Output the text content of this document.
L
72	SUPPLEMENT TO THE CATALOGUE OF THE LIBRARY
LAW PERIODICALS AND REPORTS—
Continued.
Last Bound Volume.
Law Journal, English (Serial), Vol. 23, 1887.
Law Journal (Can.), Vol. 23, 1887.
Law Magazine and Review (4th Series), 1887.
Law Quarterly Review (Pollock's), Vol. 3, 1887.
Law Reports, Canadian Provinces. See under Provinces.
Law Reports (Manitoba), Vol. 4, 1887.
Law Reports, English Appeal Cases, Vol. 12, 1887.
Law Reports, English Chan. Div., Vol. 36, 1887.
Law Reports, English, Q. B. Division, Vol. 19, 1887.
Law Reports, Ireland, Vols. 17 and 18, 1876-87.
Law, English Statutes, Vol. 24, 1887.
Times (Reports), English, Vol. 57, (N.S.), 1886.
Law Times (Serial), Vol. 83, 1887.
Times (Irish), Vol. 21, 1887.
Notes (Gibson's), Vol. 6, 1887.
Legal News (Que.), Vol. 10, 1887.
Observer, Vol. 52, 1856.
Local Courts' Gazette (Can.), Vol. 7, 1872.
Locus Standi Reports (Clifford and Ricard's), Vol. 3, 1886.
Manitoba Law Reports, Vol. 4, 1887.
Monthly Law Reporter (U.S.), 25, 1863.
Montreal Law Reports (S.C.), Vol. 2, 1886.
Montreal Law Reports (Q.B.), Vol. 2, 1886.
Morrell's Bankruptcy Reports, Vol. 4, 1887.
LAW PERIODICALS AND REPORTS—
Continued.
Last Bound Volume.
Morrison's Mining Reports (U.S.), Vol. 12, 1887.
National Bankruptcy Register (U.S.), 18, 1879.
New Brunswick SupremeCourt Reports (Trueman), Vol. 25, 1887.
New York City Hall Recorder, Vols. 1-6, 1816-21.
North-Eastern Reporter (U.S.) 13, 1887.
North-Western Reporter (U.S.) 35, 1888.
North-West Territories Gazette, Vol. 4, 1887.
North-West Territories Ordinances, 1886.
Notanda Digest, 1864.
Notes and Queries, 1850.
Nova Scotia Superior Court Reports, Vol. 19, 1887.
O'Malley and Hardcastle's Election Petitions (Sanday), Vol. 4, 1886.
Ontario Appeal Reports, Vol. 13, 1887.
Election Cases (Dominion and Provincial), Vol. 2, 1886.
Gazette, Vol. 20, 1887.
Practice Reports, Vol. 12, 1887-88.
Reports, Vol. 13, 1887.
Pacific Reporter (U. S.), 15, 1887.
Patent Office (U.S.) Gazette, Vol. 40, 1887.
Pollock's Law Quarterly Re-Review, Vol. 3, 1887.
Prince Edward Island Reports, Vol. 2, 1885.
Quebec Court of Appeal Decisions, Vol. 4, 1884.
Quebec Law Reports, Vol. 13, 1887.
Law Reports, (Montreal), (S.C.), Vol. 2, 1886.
========================================
AIM
From the listing above, extract every line exactly as it stands.

REPLY
Output the text content of this document.
L
72	SUPPLEMENT TO THE CATALOGUE OF THE LIBRARY
LAW PERIODICALS AND REPORTS—
Continued.
Last Bound Volume.
Law Journal, English (Serial), Vol. 23, 1887.
Law Journal (Can.), Vol. 23, 1887.
Law Magazine and Review (4th Series), 1887.
Law Quarterly Review (Pollock's), Vol. 3, 1887.
Law Reports, Canadian Provinces. See under Provinces.
Law Reports (Manitoba), Vol. 4, 1887.
Law Reports, English Appeal Cases, Vol. 12, 1887.
Law Reports, English Chan. Div., Vol. 36, 1887.
Law Reports, English, Q. B. Division, Vol. 19, 1887.
Law Reports, Ireland, Vols. 17 and 18, 1876-87.
Law, English Statutes, Vol. 24, 1887.
Times (Reports), English, Vol. 57, (N.S.), 1886.
Law Times (Serial), Vol. 83, 1887.
Times (Irish), Vol. 21, 1887.
Notes (Gibson's), Vol. 6, 1887.
Legal News (Que.), Vol. 10, 1887.
Observer, Vol. 52, 1856.
Local Courts' Gazette (Can.), Vol. 7, 1872.
Locus Standi Reports (Clifford and Ricard's), Vol. 3, 1886.
Manitoba Law Reports, Vol. 4, 1887.
Monthly Law Reporter (U.S.), 25, 1863.
Montreal Law Reports (S.C.), Vol. 2, 1886.
Montreal Law Reports (Q.B.), Vol. 2, 1886.
Morrell's Bankruptcy Reports, Vol. 4, 1887.
LAW PERIODICALS AND REPORTS—
Continued.
Last Bound Volume.
Morrison's Mining Reports (U.S.), Vol. 12, 1887.
National Bankruptcy Register (U.S.), 18, 1879.
New Brunswick SupremeCourt Reports (Trueman), Vol. 25, 1887.
New York City Hall Recorder, Vols. 1-6, 1816-21.
North-Eastern Reporter (U.S.) 13, 1887.
North-Western Reporter (U.S.) 35, 1888.
North-West Territories Gazette, Vol. 4, 1887.
North-West Territories Ordinances, 1886.
Notanda Digest, 1864.
Notes and Queries, 1850.
Nova Scotia Superior Court Reports, Vol. 19, 1887.
O'Malley and Hardcastle's Election Petitions (Sanday), Vol. 4, 1886.
Ontario Appeal Reports, Vol. 13, 1887.
Election Cases (Dominion and Provincial), Vol. 2, 1886.
Gazette, Vol. 20, 1887.
Practice Reports, Vol. 12, 1887-88.
Reports, Vol. 13, 1887.
Pacific Reporter (U. S.), 15, 1887.
Patent Office (U.S.) Gazette, Vol. 40, 1887.
Pollock's Law Quarterly Re-Review, Vol. 3, 1887.
Prince Edward Island Reports, Vol. 2, 1885.
Quebec Court of Appeal Decisions, Vol. 4, 1884.
Quebec Law Reports, Vol. 13, 1887.
Law Reports, (Montreal), (S.C.), Vol. 2, 1886.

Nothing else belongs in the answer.